Given request: Each record below should be repeated precisely as written.

Records to use:

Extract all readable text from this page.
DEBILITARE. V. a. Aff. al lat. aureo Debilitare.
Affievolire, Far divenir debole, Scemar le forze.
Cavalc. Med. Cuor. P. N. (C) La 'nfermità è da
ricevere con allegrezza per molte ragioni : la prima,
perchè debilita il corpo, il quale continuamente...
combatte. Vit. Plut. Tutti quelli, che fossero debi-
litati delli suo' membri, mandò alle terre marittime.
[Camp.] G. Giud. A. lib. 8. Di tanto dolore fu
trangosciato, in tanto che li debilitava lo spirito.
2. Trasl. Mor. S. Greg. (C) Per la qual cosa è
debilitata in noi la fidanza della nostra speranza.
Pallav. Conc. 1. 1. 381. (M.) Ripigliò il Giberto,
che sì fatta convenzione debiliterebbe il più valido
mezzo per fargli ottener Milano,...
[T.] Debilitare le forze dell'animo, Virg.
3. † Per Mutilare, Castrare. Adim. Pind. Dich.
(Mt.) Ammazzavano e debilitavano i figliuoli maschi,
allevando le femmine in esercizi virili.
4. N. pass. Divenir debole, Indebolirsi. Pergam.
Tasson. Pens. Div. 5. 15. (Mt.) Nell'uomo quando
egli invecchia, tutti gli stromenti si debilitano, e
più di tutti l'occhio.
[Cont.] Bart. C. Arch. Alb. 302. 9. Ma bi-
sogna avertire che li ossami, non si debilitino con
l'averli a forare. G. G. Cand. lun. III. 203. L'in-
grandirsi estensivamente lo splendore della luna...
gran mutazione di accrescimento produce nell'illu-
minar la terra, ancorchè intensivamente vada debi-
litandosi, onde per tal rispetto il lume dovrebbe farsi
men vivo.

Exercise output:
Extract all readable text from this page.
DEBILITARE. V. a. Aff. al lat. aureo Debilitare.
Affievolire, Far divenir debole, Scemar le forze.
Cavalc. Med. Cuor. P. N. (C) La 'nfermità è da
ricevere con allegrezza per molte ragioni : la prima,
perchè debilita il corpo, il quale continuamente...
combatte. Vit. Plut. Tutti quelli, che fossero debi-
litati delli suo' membri, mandò alle terre marittime.
[Camp.] G. Giud. A. lib. 8. Di tanto dolore fu
trangosciato, in tanto che li debilitava lo spirito.
2. Trasl. Mor. S. Greg. (C) Per la qual cosa è
debilitata in noi la fidanza della nostra speranza.
Pallav. Conc. 1. 1. 381. (M.) Ripigliò il Giberto,
che sì fatta convenzione debiliterebbe il più valido
mezzo per fargli ottener Milano,...
[T.] Debilitare le forze dell'animo, Virg.
3. † Per Mutilare, Castrare. Adim. Pind. Dich.
(Mt.) Ammazzavano e debilitavano i figliuoli maschi,
allevando le femmine in esercizi virili.
4. N. pass. Divenir debole, Indebolirsi. Pergam.
Tasson. Pens. Div. 5. 15. (Mt.) Nell'uomo quando
egli invecchia, tutti gli stromenti si debilitano, e
più di tutti l'occhio.
[Cont.] Bart. C. Arch. Alb. 302. 9. Ma bi-
sogna avertire che li ossami, non si debilitino con
l'averli a forare. G. G. Cand. lun. III. 203. L'in-
grandirsi estensivamente lo splendore della luna...
gran mutazione di accrescimento produce nell'illu-
minar la terra, ancorchè intensivamente vada debi-
litandosi, onde per tal rispetto il lume dovrebbe farsi
men vivo.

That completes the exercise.